--- Records provided ---

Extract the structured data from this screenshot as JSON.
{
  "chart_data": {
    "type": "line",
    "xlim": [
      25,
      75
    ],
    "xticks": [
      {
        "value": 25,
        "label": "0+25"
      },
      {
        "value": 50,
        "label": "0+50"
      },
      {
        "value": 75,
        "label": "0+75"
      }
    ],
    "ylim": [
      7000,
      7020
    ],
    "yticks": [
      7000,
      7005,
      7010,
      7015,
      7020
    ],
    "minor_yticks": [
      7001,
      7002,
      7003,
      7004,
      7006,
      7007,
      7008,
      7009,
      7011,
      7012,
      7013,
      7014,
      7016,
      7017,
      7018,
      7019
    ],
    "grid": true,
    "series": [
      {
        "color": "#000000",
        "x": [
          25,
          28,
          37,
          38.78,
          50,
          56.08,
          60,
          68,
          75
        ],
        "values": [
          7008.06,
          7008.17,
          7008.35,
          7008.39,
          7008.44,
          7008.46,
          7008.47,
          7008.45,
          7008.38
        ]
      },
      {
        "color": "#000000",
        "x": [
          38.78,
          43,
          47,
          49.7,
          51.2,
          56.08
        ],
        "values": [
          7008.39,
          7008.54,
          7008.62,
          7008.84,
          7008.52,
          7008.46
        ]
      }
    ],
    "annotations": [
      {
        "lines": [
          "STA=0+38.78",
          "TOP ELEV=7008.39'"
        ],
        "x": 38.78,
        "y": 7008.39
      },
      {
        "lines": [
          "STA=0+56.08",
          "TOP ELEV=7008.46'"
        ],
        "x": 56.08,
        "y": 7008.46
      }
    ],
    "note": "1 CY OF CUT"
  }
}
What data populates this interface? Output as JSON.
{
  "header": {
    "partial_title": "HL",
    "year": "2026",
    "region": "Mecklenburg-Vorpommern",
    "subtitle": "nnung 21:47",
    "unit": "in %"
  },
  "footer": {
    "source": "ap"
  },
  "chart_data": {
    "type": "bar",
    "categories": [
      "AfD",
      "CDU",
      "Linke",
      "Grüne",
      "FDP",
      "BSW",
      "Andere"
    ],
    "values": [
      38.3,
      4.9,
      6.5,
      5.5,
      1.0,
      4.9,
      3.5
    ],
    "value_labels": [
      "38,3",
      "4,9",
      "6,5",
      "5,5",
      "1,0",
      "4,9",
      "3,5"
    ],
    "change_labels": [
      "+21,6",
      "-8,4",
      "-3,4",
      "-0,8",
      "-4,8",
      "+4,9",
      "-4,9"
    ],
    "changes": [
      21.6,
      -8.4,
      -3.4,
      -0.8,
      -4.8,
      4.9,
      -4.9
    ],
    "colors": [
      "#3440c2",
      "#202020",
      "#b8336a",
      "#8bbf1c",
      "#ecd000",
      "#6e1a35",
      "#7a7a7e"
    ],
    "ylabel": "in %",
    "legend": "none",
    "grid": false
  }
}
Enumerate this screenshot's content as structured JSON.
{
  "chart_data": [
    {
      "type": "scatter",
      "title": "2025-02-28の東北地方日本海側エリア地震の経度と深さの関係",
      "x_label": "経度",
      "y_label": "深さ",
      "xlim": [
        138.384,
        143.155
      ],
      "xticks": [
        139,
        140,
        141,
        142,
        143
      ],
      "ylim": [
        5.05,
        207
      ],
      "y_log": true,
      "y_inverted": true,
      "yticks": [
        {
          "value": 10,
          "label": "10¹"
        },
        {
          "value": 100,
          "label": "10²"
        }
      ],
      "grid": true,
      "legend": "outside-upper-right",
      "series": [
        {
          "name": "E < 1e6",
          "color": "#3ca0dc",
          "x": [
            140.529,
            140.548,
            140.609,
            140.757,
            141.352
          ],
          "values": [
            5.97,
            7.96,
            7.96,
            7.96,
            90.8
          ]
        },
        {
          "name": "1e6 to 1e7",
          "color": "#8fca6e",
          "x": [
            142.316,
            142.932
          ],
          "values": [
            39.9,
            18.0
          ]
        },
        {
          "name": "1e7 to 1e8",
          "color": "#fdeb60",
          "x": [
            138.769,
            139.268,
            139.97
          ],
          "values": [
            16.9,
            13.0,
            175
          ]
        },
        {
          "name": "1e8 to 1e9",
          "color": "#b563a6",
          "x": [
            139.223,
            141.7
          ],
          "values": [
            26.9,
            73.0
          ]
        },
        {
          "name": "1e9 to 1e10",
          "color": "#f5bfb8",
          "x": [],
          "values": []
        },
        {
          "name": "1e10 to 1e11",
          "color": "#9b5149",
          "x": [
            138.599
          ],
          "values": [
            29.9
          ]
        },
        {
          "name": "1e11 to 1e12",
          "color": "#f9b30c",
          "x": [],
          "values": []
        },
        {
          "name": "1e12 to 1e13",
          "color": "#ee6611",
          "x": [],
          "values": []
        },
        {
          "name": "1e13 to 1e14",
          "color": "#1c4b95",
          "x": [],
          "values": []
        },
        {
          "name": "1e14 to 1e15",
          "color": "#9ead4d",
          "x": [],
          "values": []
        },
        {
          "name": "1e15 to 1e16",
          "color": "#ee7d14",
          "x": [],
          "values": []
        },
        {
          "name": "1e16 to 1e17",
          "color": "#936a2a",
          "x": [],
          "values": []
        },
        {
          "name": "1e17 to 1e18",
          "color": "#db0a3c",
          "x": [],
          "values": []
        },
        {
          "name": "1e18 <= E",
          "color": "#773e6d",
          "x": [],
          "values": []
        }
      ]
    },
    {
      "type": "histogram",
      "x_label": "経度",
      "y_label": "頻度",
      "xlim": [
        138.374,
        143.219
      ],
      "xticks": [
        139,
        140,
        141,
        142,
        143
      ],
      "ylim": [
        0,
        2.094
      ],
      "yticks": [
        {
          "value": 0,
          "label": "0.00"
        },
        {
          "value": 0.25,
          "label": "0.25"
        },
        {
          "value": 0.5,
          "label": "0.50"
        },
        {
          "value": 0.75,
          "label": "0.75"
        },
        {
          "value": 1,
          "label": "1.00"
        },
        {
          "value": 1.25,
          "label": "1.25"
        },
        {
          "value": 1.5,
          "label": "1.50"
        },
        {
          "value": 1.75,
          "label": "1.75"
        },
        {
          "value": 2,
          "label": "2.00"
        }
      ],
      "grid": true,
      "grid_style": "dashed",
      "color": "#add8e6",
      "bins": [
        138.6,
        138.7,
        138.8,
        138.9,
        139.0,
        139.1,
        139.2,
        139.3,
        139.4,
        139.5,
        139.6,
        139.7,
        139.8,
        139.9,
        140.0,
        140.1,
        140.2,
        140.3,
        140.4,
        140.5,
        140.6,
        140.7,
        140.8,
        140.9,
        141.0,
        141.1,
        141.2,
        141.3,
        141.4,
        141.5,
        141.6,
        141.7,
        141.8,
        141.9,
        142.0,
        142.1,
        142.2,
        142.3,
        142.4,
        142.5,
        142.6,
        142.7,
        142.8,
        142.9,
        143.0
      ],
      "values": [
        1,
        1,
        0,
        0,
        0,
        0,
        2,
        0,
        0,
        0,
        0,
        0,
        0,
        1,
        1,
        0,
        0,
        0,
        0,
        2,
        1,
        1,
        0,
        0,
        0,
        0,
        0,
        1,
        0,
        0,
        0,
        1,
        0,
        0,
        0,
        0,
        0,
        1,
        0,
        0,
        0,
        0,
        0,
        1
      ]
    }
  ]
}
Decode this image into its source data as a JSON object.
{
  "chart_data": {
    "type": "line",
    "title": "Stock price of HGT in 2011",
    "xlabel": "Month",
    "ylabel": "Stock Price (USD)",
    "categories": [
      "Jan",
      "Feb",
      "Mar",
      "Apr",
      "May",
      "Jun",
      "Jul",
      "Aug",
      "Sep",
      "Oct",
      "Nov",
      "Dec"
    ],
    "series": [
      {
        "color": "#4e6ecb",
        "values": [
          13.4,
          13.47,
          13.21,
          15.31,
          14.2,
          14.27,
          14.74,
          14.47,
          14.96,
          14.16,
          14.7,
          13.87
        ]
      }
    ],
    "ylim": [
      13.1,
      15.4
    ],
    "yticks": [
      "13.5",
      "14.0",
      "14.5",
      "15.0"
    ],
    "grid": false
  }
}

---

(Exercise prompt): Go through the entries above and pull out each line with "structured" in it.

(Response to the task):
Extract the structured data from this screenshot as JSON.
Enumerate this screenshot's content as structured JSON.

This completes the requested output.